§ TASK TO CARRY OUT: Each record below is to be copied word for word, with pictures removed.

§ RECORDS PROVIDED:
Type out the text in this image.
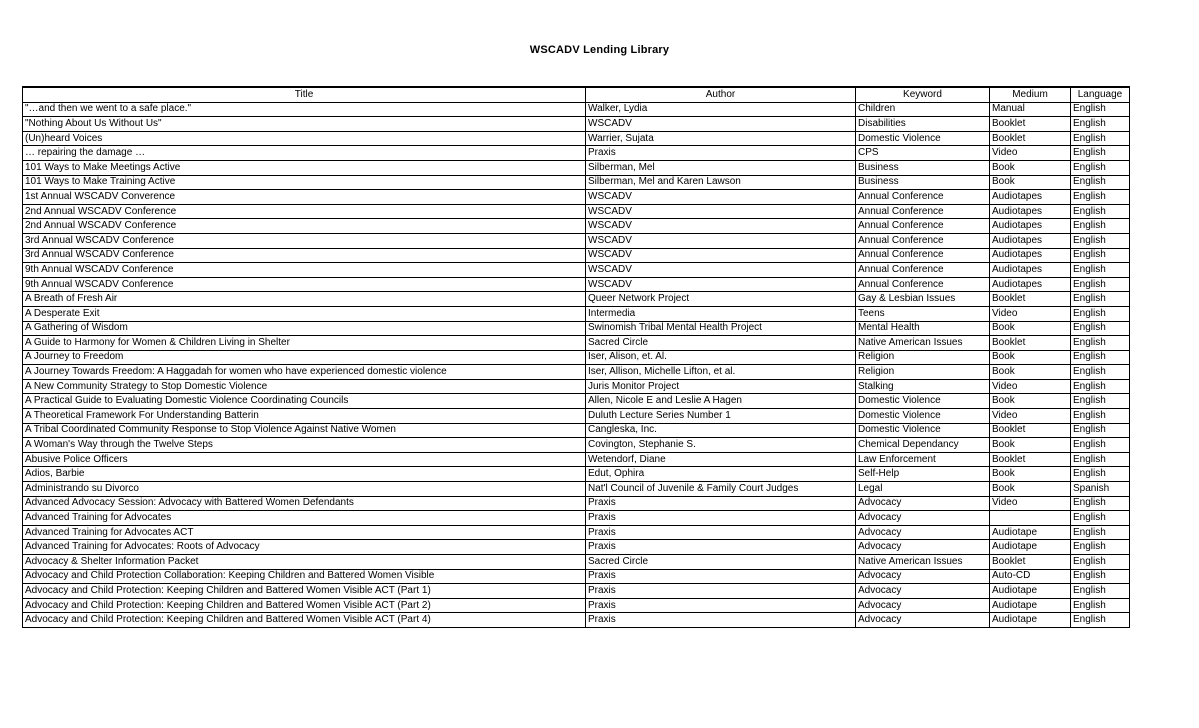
WSCADV Lending Library
Title	Author	Keyword	Medium	Language
"…and then we went to a safe place."	Walker, Lydia	Children	Manual	English
"Nothing About Us Without Us"	WSCADV	Disabilities	Booklet	English
(Un)heard Voices	Warrier, Sujata	Domestic Violence	Booklet	English
… repairing the damage …	Praxis	CPS	Video	English
101 Ways to Make Meetings Active	Silberman, Mel	Business	Book	English
101 Ways to Make Training Active	Silberman, Mel and Karen Lawson	Business	Book	English
1st Annual WSCADV Converence	WSCADV	Annual Conference	Audiotapes	English
2nd Annual WSCADV Conference	WSCADV	Annual Conference	Audiotapes	English
2nd Annual WSCADV Conference	WSCADV	Annual Conference	Audiotapes	English
3rd Annual WSCADV Conference	WSCADV	Annual Conference	Audiotapes	English
3rd Annual WSCADV Conference	WSCADV	Annual Conference	Audiotapes	English
9th Annual WSCADV Conference	WSCADV	Annual Conference	Audiotapes	English
9th Annual WSCADV Conference	WSCADV	Annual Conference	Audiotapes	English
A Breath of Fresh Air	Queer Network Project	Gay & Lesbian Issues	Booklet	English
A Desperate Exit	Intermedia	Teens	Video	English
A Gathering of Wisdom	Swinomish Tribal Mental Health Project	Mental Health	Book	English
A Guide to Harmony for Women & Children Living in Shelter	Sacred Circle	Native American Issues	Booklet	English
A Journey to Freedom	Iser, Alison, et. Al.	Religion	Book	English
A Journey Towards Freedom: A Haggadah for women who have experienced domestic violence	Iser, Allison, Michelle Lifton, et al.	Religion	Book	English
A New Community Strategy to Stop Domestic Violence	Juris Monitor Project	Stalking	Video	English
A Practical Guide to Evaluating Domestic Violence Coordinating Councils	Allen, Nicole E and Leslie A Hagen	Domestic Violence	Book	English
A Theoretical Framework For Understanding Batterin	Duluth Lecture Series Number 1	Domestic Violence	Video	English
A Tribal Coordinated Community Response to Stop Violence Against Native Women	Cangleska, Inc.	Domestic Violence	Booklet	English
A Woman's Way through the Twelve Steps	Covington, Stephanie S.	Chemical Dependancy	Book	English
Abusive Police Officers	Wetendorf, Diane	Law Enforcement	Booklet	English
Adios, Barbie	Edut, Ophira	Self-Help	Book	English
Administrando su Divorco	Nat'l Council of Juvenile & Family Court Judges	Legal	Book	Spanish
Advanced Advocacy Session: Advocacy with Battered Women Defendants	Praxis	Advocacy	Video	English
Advanced Training for Advocates	Praxis	Advocacy		English
Advanced Training for Advocates ACT	Praxis	Advocacy	Audiotape	English
Advanced Training for Advocates: Roots of Advocacy	Praxis	Advocacy	Audiotape	English
Advocacy & Shelter Information Packet	Sacred Circle	Native American Issues	Booklet	English
Advocacy and Child Protection Collaboration: Keeping Children and Battered Women Visible	Praxis	Advocacy	Auto-CD	English
Advocacy and Child Protection: Keeping Children and Battered Women Visible ACT (Part 1)	Praxis	Advocacy	Audiotape	English
Advocacy and Child Protection: Keeping Children and Battered Women Visible ACT (Part 2)	Praxis	Advocacy	Audiotape	English
Advocacy and Child Protection: Keeping Children and Battered Women Visible ACT (Part 4)	Praxis	Advocacy	Audiotape	English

§ FINISHED ANSWER:
Type out the text in this image.
WSCADV Lending Library
Title	Author	Keyword	Medium	Language
"…and then we went to a safe place."	Walker, Lydia	Children	Manual	English
"Nothing About Us Without Us"	WSCADV	Disabilities	Booklet	English
(Un)heard Voices	Warrier, Sujata	Domestic Violence	Booklet	English
… repairing the damage …	Praxis	CPS	Video	English
101 Ways to Make Meetings Active	Silberman, Mel	Business	Book	English
101 Ways to Make Training Active	Silberman, Mel and Karen Lawson	Business	Book	English
1st Annual WSCADV Converence	WSCADV	Annual Conference	Audiotapes	English
2nd Annual WSCADV Conference	WSCADV	Annual Conference	Audiotapes	English
2nd Annual WSCADV Conference	WSCADV	Annual Conference	Audiotapes	English
3rd Annual WSCADV Conference	WSCADV	Annual Conference	Audiotapes	English
3rd Annual WSCADV Conference	WSCADV	Annual Conference	Audiotapes	English
9th Annual WSCADV Conference	WSCADV	Annual Conference	Audiotapes	English
9th Annual WSCADV Conference	WSCADV	Annual Conference	Audiotapes	English
A Breath of Fresh Air	Queer Network Project	Gay & Lesbian Issues	Booklet	English
A Desperate Exit	Intermedia	Teens	Video	English
A Gathering of Wisdom	Swinomish Tribal Mental Health Project	Mental Health	Book	English
A Guide to Harmony for Women & Children Living in Shelter	Sacred Circle	Native American Issues	Booklet	English
A Journey to Freedom	Iser, Alison, et. Al.	Religion	Book	English
A Journey Towards Freedom: A Haggadah for women who have experienced domestic violence	Iser, Allison, Michelle Lifton, et al.	Religion	Book	English
A New Community Strategy to Stop Domestic Violence	Juris Monitor Project	Stalking	Video	English
A Practical Guide to Evaluating Domestic Violence Coordinating Councils	Allen, Nicole E and Leslie A Hagen	Domestic Violence	Book	English
A Theoretical Framework For Understanding Batterin	Duluth Lecture Series Number 1	Domestic Violence	Video	English
A Tribal Coordinated Community Response to Stop Violence Against Native Women	Cangleska, Inc.	Domestic Violence	Booklet	English
A Woman's Way through the Twelve Steps	Covington, Stephanie S.	Chemical Dependancy	Book	English
Abusive Police Officers	Wetendorf, Diane	Law Enforcement	Booklet	English
Adios, Barbie	Edut, Ophira	Self-Help	Book	English
Administrando su Divorco	Nat'l Council of Juvenile & Family Court Judges	Legal	Book	Spanish
Advanced Advocacy Session: Advocacy with Battered Women Defendants	Praxis	Advocacy	Video	English
Advanced Training for Advocates	Praxis	Advocacy		English
Advanced Training for Advocates ACT	Praxis	Advocacy	Audiotape	English
Advanced Training for Advocates: Roots of Advocacy	Praxis	Advocacy	Audiotape	English
Advocacy & Shelter Information Packet	Sacred Circle	Native American Issues	Booklet	English
Advocacy and Child Protection Collaboration: Keeping Children and Battered Women Visible	Praxis	Advocacy	Auto-CD	English
Advocacy and Child Protection: Keeping Children and Battered Women Visible ACT (Part 1)	Praxis	Advocacy	Audiotape	English
Advocacy and Child Protection: Keeping Children and Battered Women Visible ACT (Part 2)	Praxis	Advocacy	Audiotape	English
Advocacy and Child Protection: Keeping Children and Battered Women Visible ACT (Part 4)	Praxis	Advocacy	Audiotape	English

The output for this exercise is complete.